**What you need to do:**
Restate each line word for word. Leave out every picture.

=======

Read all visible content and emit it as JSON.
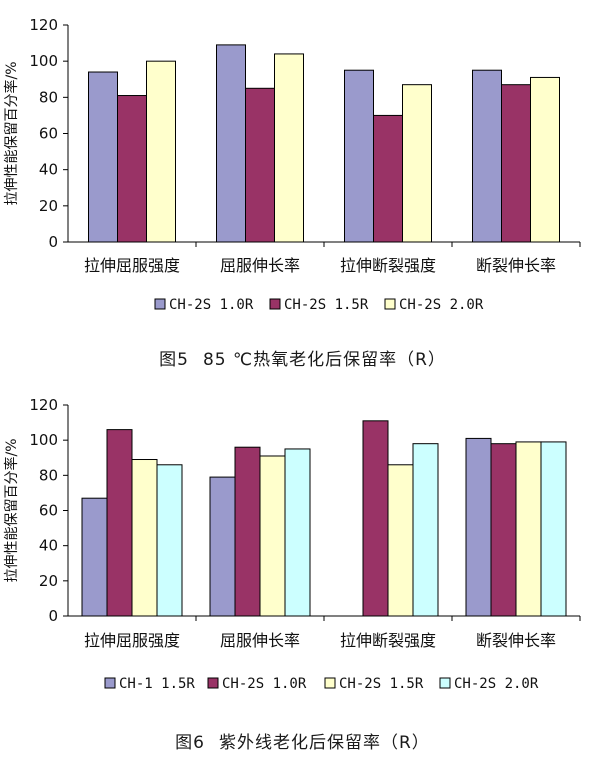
{
  "figures": [
    {
      "caption_number": "图5",
      "caption_text": "85 ℃热氧老化后保留率（R）"
    },
    {
      "caption_number": "图6",
      "caption_text": "紫外线老化后保留率（R）"
    }
  ],
  "chart_data": [
    {
      "type": "bar",
      "title": "",
      "ylabel": "拉伸性能保留百分率/%",
      "xlabel": "",
      "ylim": [
        0,
        120
      ],
      "yticks": [
        0,
        20,
        40,
        60,
        80,
        100,
        120
      ],
      "categories": [
        "拉伸屈服强度",
        "屈服伸长率",
        "拉伸断裂强度",
        "断裂伸长率"
      ],
      "series": [
        {
          "name": "CH-2S  1.0R",
          "color": "#9a9acc",
          "values": [
            94,
            109,
            95,
            95
          ]
        },
        {
          "name": "CH-2S  1.5R",
          "color": "#993366",
          "values": [
            81,
            85,
            70,
            87
          ]
        },
        {
          "name": "CH-2S  2.0R",
          "color": "#ffffcc",
          "values": [
            100,
            104,
            87,
            91
          ]
        }
      ],
      "legend": "bottom",
      "grid": false
    },
    {
      "type": "bar",
      "title": "",
      "ylabel": "拉伸性能保留百分率/%",
      "xlabel": "",
      "ylim": [
        0,
        120
      ],
      "yticks": [
        0,
        20,
        40,
        60,
        80,
        100,
        120
      ],
      "categories": [
        "拉伸屈服强度",
        "屈服伸长率",
        "拉伸断裂强度",
        "断裂伸长率"
      ],
      "series": [
        {
          "name": "CH-1  1.5R",
          "color": "#9a9acc",
          "values": [
            67,
            79,
            0,
            101
          ]
        },
        {
          "name": "CH-2S  1.0R",
          "color": "#993366",
          "values": [
            106,
            96,
            111,
            98
          ]
        },
        {
          "name": "CH-2S  1.5R",
          "color": "#ffffcc",
          "values": [
            89,
            91,
            86,
            99
          ]
        },
        {
          "name": "CH-2S  2.0R",
          "color": "#ccffff",
          "values": [
            86,
            95,
            98,
            99
          ]
        }
      ],
      "legend": "bottom",
      "grid": false
    }
  ]
}
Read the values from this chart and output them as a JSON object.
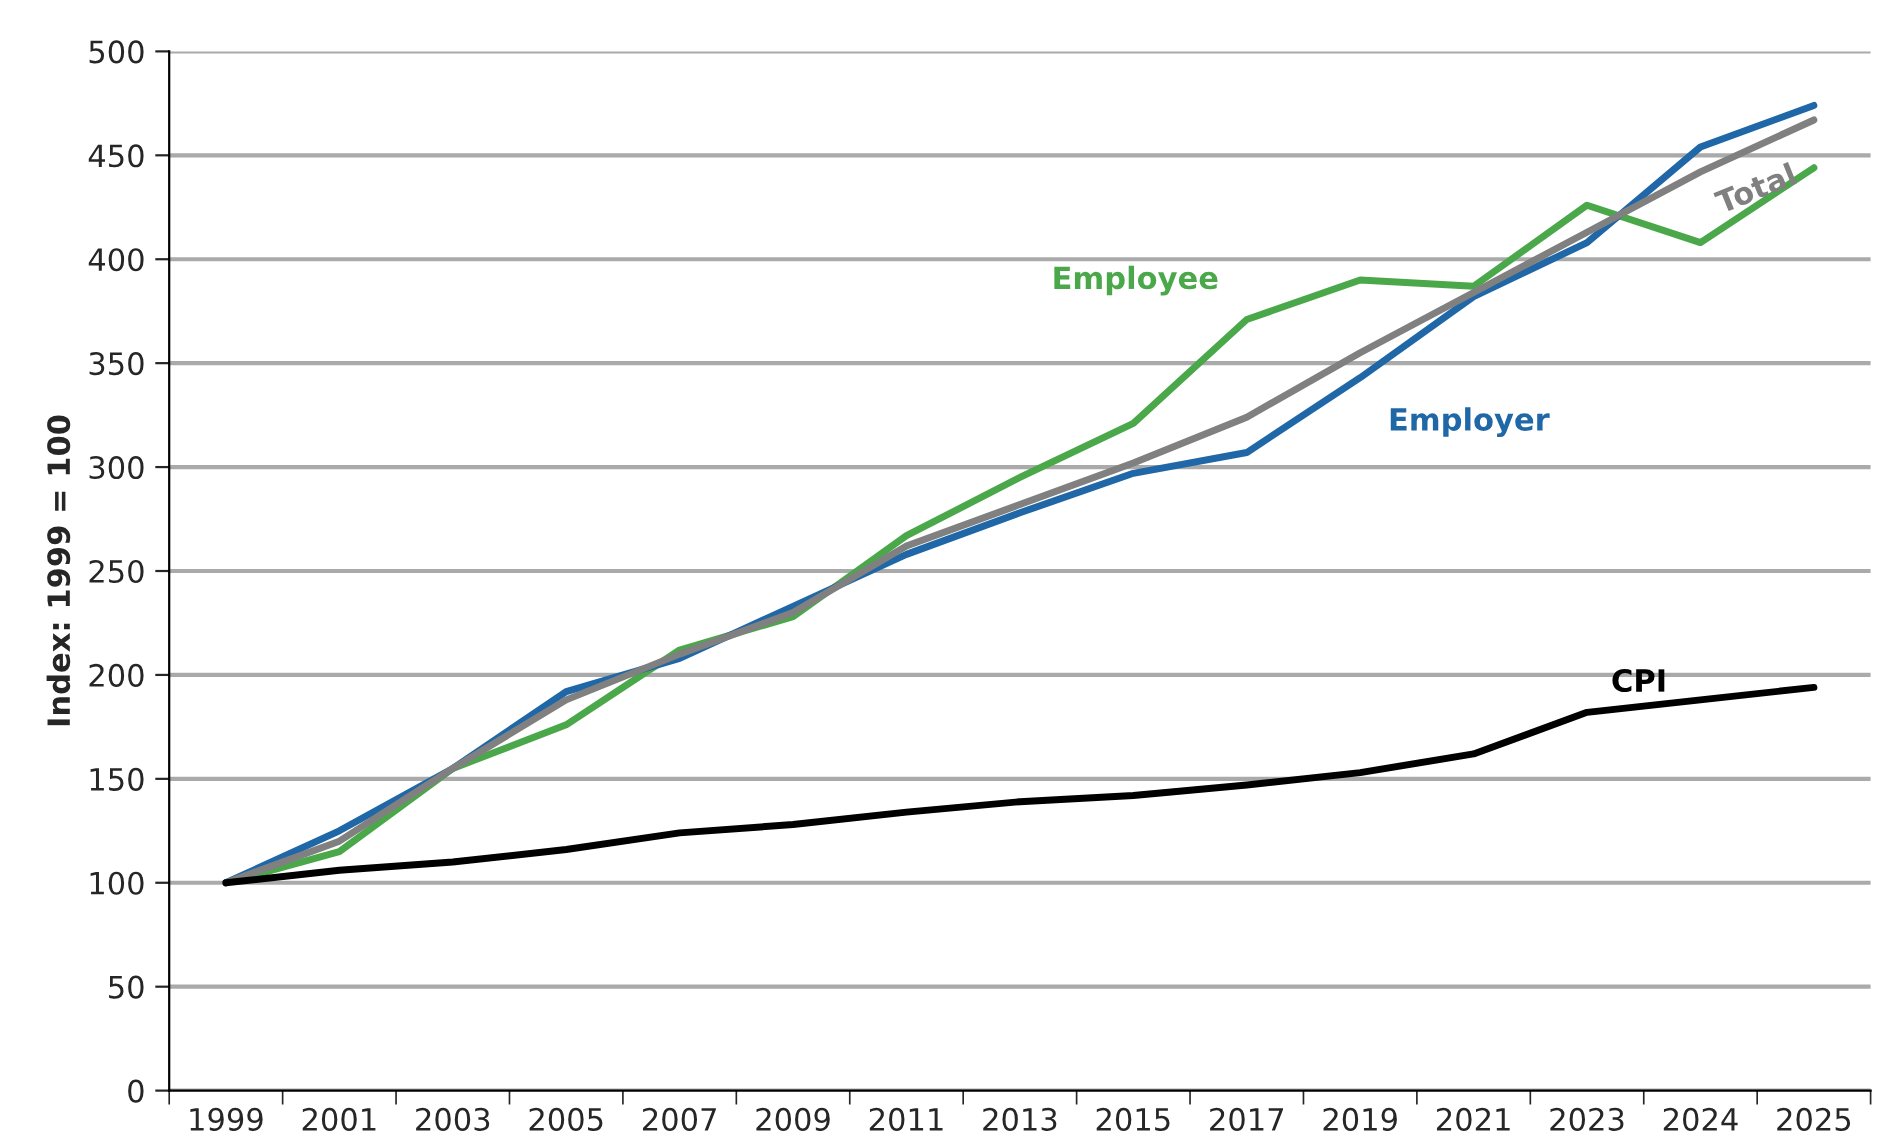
{
  "chart_data": {
    "type": "line",
    "ylabel": "Index: 1999 = 100",
    "categories": [
      "1999",
      "2001",
      "2003",
      "2005",
      "2007",
      "2009",
      "2011",
      "2013",
      "2015",
      "2017",
      "2019",
      "2021",
      "2023",
      "2024",
      "2025"
    ],
    "series": [
      {
        "name": "Employee",
        "color": "#4aa84a",
        "values": [
          100,
          115,
          155,
          176,
          212,
          228,
          267,
          295,
          321,
          371,
          390,
          387,
          426,
          408,
          444
        ]
      },
      {
        "name": "Employer",
        "color": "#1f67a6",
        "values": [
          100,
          125,
          155,
          192,
          208,
          233,
          258,
          278,
          297,
          307,
          343,
          382,
          408,
          454,
          474
        ]
      },
      {
        "name": "Total",
        "color": "#808080",
        "values": [
          100,
          120,
          155,
          188,
          210,
          230,
          262,
          282,
          302,
          324,
          355,
          384,
          413,
          442,
          467
        ]
      },
      {
        "name": "CPI",
        "color": "#000000",
        "values": [
          100,
          106,
          110,
          116,
          124,
          128,
          134,
          139,
          142,
          147,
          153,
          162,
          182,
          188,
          194
        ]
      }
    ],
    "ylim": [
      0,
      500
    ],
    "yticks": [
      0,
      50,
      100,
      150,
      200,
      250,
      300,
      350,
      400,
      450,
      500
    ],
    "grid": "y",
    "legend": false,
    "line_style": "solid",
    "marker": "none"
  }
}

=======

**Task response:**
Read all visible content and emit it as JSON.
{
  "figures": [
    {
      "caption_number": "图5",
      "caption_text": "85 ℃热氧老化后保留率（R）"
    },
    {
      "caption_number": "图6",
      "caption_text": "紫外线老化后保留率（R）"
    }
  ],
  "chart_data": [
    {
      "type": "bar",
      "title": "",
      "ylabel": "拉伸性能保留百分率/%",
      "xlabel": "",
      "ylim": [
        0,
        120
      ],
      "yticks": [
        0,
        20,
        40,
        60,
        80,
        100,
        120
      ],
      "categories": [
        "拉伸屈服强度",
        "屈服伸长率",
        "拉伸断裂强度",
        "断裂伸长率"
      ],
      "series": [
        {
          "name": "CH-2S  1.0R",
          "color": "#9a9acc",
          "values": [
            94,
            109,
            95,
            95
          ]
        },
        {
          "name": "CH-2S  1.5R",
          "color": "#993366",
          "values": [
            81,
            85,
            70,
            87
          ]
        },
        {
          "name": "CH-2S  2.0R",
          "color": "#ffffcc",
          "values": [
            100,
            104,
            87,
            91
          ]
        }
      ],
      "legend": "bottom",
      "grid": false
    },
    {
      "type": "bar",
      "title": "",
      "ylabel": "拉伸性能保留百分率/%",
      "xlabel": "",
      "ylim": [
        0,
        120
      ],
      "yticks": [
        0,
        20,
        40,
        60,
        80,
        100,
        120
      ],
      "categories": [
        "拉伸屈服强度",
        "屈服伸长率",
        "拉伸断裂强度",
        "断裂伸长率"
      ],
      "series": [
        {
          "name": "CH-1  1.5R",
          "color": "#9a9acc",
          "values": [
            67,
            79,
            0,
            101
          ]
        },
        {
          "name": "CH-2S  1.0R",
          "color": "#993366",
          "values": [
            106,
            96,
            111,
            98
          ]
        },
        {
          "name": "CH-2S  1.5R",
          "color": "#ffffcc",
          "values": [
            89,
            91,
            86,
            99
          ]
        },
        {
          "name": "CH-2S  2.0R",
          "color": "#ccffff",
          "values": [
            86,
            95,
            98,
            99
          ]
        }
      ],
      "legend": "bottom",
      "grid": false
    }
  ]
}
Read the values from this chart and output them as a JSON object.
{
  "chart_data": {
    "type": "line",
    "ylabel": "Index: 1999 = 100",
    "categories": [
      "1999",
      "2001",
      "2003",
      "2005",
      "2007",
      "2009",
      "2011",
      "2013",
      "2015",
      "2017",
      "2019",
      "2021",
      "2023",
      "2024",
      "2025"
    ],
    "series": [
      {
        "name": "Employee",
        "color": "#4aa84a",
        "values": [
          100,
          115,
          155,
          176,
          212,
          228,
          267,
          295,
          321,
          371,
          390,
          387,
          426,
          408,
          444
        ]
      },
      {
        "name": "Employer",
        "color": "#1f67a6",
        "values": [
          100,
          125,
          155,
          192,
          208,
          233,
          258,
          278,
          297,
          307,
          343,
          382,
          408,
          454,
          474
        ]
      },
      {
        "name": "Total",
        "color": "#808080",
        "values": [
          100,
          120,
          155,
          188,
          210,
          230,
          262,
          282,
          302,
          324,
          355,
          384,
          413,
          442,
          467
        ]
      },
      {
        "name": "CPI",
        "color": "#000000",
        "values": [
          100,
          106,
          110,
          116,
          124,
          128,
          134,
          139,
          142,
          147,
          153,
          162,
          182,
          188,
          194
        ]
      }
    ],
    "ylim": [
      0,
      500
    ],
    "yticks": [
      0,
      50,
      100,
      150,
      200,
      250,
      300,
      350,
      400,
      450,
      500
    ],
    "grid": "y",
    "legend": false,
    "line_style": "solid",
    "marker": "none"
  }
}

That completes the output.